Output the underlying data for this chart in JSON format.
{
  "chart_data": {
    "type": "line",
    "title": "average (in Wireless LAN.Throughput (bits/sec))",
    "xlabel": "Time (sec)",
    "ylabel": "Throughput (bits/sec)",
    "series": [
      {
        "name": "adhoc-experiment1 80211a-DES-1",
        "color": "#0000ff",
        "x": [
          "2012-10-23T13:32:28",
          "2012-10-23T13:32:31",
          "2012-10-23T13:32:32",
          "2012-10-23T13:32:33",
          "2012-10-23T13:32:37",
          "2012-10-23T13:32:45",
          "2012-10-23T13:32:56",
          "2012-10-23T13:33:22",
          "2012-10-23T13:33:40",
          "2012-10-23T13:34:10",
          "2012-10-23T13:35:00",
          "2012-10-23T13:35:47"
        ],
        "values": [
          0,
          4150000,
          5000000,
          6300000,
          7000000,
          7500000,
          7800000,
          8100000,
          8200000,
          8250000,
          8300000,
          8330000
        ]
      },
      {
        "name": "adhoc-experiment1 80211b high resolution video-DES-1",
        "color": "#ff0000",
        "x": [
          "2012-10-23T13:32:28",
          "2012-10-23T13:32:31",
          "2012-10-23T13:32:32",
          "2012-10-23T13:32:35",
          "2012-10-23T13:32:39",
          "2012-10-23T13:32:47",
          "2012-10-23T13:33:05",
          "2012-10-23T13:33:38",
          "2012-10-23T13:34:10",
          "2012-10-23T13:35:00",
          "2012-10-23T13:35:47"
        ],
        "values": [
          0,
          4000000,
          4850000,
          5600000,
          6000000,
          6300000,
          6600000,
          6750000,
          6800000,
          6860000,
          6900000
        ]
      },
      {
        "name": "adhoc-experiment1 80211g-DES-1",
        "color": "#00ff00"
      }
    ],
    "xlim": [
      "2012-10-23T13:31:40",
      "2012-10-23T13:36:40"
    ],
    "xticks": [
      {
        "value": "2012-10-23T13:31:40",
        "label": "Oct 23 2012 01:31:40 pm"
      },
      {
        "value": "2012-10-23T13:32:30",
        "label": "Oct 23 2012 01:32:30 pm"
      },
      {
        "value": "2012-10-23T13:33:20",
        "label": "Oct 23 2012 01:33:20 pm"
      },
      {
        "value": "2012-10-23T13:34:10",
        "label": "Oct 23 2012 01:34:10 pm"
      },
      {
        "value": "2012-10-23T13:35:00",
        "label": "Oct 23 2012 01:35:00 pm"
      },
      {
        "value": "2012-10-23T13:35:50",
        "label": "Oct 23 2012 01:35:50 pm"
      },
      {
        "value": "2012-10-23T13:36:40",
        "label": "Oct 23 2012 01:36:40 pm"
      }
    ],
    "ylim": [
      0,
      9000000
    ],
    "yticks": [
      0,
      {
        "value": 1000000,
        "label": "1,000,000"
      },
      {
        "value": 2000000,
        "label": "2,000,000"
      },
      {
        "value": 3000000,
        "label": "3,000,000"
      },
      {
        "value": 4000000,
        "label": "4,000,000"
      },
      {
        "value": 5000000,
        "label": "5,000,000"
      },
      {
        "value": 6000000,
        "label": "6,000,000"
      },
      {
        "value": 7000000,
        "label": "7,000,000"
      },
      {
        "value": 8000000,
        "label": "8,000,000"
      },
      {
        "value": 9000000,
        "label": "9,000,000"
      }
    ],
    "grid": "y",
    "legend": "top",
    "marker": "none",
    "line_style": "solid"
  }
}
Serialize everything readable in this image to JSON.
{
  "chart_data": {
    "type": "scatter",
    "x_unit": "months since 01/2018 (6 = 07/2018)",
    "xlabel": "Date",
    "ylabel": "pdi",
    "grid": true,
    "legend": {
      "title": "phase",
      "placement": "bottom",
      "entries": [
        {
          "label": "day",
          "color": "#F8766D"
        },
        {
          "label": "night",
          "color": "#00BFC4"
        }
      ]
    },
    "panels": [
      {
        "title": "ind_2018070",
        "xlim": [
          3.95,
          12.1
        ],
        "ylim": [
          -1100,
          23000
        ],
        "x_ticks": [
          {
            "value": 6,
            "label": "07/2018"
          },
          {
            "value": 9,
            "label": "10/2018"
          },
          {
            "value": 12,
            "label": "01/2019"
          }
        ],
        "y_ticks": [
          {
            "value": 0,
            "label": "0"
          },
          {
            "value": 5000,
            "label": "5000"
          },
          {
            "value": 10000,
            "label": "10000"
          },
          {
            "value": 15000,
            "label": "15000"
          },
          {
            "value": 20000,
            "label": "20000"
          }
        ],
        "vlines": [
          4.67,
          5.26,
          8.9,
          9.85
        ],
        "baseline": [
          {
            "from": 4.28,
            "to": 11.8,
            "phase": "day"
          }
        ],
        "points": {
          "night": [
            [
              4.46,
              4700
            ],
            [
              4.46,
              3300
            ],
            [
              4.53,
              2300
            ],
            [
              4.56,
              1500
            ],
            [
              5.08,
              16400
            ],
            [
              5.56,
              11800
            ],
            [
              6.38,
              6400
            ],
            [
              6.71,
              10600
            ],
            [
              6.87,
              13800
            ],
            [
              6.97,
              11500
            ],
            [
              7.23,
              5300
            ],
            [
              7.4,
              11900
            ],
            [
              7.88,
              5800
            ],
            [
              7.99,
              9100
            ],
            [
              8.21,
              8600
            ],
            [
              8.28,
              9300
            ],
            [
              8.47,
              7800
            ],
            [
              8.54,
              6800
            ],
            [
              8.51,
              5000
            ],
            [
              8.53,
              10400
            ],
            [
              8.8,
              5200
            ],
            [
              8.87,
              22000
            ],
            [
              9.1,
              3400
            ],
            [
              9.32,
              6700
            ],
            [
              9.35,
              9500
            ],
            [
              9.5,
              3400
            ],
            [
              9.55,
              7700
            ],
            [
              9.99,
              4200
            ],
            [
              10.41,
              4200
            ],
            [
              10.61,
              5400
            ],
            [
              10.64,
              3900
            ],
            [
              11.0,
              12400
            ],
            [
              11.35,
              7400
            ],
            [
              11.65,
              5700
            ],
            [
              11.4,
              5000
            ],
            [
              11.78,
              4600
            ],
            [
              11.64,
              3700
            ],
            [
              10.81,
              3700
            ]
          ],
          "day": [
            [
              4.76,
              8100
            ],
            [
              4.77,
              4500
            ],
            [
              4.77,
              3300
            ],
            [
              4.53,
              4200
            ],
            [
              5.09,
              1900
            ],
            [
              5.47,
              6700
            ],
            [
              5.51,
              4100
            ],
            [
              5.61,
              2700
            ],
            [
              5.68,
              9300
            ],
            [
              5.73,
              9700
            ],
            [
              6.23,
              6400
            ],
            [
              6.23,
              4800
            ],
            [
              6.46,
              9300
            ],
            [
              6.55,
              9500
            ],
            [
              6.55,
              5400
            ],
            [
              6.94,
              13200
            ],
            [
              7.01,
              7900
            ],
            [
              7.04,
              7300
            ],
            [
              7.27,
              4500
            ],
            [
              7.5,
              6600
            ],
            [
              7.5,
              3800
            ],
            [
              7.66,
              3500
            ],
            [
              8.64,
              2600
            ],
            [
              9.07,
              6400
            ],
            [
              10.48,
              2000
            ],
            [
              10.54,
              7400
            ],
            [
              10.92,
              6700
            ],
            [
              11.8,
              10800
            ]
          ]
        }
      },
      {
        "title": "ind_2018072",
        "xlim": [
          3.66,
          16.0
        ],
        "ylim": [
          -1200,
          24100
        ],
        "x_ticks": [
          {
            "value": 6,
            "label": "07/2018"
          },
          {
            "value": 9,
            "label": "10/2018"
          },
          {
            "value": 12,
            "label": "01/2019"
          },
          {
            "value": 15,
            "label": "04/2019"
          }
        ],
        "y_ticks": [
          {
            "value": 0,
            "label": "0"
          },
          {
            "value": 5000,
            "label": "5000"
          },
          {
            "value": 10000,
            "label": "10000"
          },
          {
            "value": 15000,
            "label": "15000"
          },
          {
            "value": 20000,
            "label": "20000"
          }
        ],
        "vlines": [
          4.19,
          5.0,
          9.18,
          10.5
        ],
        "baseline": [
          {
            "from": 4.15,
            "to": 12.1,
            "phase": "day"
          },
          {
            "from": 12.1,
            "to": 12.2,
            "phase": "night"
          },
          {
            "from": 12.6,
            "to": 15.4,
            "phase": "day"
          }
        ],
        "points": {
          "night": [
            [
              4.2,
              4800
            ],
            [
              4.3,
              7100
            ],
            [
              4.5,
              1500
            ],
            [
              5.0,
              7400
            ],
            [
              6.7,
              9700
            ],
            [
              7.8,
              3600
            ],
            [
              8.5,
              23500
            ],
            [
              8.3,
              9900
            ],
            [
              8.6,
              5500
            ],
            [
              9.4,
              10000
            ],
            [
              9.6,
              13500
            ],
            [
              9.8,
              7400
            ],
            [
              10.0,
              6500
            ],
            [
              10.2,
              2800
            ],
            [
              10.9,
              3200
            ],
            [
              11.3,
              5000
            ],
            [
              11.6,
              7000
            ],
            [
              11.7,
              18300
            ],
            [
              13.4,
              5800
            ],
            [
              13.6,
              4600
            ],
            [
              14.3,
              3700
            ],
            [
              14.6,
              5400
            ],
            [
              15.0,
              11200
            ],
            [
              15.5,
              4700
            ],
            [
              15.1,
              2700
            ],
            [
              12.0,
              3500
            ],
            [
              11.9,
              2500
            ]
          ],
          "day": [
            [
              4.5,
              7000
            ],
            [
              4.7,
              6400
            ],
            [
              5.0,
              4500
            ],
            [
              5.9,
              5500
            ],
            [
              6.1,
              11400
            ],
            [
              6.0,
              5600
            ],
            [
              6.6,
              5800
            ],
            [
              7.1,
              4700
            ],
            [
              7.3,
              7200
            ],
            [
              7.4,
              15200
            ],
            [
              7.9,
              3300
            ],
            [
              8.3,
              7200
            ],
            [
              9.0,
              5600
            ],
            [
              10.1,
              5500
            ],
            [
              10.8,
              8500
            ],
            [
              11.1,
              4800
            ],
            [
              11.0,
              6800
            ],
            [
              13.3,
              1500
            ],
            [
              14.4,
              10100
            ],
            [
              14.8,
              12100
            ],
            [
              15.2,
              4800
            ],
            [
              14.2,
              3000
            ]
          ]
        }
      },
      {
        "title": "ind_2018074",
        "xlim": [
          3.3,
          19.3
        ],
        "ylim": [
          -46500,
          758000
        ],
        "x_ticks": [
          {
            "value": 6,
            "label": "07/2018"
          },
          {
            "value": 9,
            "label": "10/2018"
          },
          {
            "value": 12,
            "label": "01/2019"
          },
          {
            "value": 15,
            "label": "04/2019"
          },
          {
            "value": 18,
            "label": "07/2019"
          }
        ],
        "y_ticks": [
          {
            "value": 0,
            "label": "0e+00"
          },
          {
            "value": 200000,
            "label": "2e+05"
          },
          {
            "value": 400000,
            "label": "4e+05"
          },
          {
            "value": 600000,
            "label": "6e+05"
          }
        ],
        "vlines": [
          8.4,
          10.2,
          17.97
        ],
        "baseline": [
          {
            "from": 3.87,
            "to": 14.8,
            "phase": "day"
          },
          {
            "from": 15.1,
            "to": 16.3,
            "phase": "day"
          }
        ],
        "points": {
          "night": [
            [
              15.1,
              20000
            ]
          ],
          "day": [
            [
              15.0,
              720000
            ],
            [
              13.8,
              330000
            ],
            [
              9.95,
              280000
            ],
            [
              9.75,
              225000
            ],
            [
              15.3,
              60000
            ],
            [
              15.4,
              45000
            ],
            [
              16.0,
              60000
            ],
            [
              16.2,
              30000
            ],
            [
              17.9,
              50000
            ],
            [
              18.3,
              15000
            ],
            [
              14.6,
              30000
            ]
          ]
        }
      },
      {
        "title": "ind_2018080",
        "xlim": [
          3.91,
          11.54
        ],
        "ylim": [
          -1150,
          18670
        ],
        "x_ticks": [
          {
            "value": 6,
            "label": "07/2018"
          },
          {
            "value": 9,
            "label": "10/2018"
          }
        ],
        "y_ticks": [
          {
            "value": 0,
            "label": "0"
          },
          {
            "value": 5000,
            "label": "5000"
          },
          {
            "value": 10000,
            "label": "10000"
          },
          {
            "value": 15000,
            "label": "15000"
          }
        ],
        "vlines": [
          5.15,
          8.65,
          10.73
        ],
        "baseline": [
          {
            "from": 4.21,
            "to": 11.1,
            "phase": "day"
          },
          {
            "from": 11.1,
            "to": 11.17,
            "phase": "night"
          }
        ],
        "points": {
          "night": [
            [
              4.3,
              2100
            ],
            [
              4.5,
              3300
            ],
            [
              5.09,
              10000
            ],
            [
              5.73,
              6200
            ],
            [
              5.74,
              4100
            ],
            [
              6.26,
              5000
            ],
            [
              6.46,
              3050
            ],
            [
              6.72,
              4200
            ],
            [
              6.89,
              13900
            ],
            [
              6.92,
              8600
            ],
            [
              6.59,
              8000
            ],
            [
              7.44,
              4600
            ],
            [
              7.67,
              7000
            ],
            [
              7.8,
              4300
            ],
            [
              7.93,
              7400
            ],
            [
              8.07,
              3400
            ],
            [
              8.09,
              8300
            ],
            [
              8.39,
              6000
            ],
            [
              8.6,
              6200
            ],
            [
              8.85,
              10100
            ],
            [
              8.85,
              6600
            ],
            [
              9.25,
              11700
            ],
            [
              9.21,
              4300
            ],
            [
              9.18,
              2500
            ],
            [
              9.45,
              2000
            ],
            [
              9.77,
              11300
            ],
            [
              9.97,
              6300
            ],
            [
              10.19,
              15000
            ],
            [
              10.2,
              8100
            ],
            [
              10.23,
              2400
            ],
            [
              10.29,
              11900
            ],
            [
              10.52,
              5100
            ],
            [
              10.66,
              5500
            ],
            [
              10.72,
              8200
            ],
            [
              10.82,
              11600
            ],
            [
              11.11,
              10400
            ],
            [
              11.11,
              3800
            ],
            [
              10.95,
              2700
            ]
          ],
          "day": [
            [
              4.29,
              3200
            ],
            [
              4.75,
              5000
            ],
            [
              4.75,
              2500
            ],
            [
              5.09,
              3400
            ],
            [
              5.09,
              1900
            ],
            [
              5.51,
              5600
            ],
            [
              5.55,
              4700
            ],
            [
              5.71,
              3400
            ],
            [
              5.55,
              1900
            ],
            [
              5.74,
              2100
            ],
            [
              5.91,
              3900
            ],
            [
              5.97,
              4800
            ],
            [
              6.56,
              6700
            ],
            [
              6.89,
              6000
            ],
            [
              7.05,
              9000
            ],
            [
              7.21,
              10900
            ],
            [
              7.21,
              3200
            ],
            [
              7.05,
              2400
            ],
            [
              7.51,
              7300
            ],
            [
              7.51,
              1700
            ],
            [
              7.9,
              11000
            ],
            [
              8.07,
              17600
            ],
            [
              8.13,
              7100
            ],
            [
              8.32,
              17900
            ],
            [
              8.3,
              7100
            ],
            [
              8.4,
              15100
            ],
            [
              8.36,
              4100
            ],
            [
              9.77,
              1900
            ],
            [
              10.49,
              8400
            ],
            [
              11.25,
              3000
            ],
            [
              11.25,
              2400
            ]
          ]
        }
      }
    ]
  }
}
------------
What this task involves
State how many lines include the string "Throughput". Give no other information.

Solved exercise
2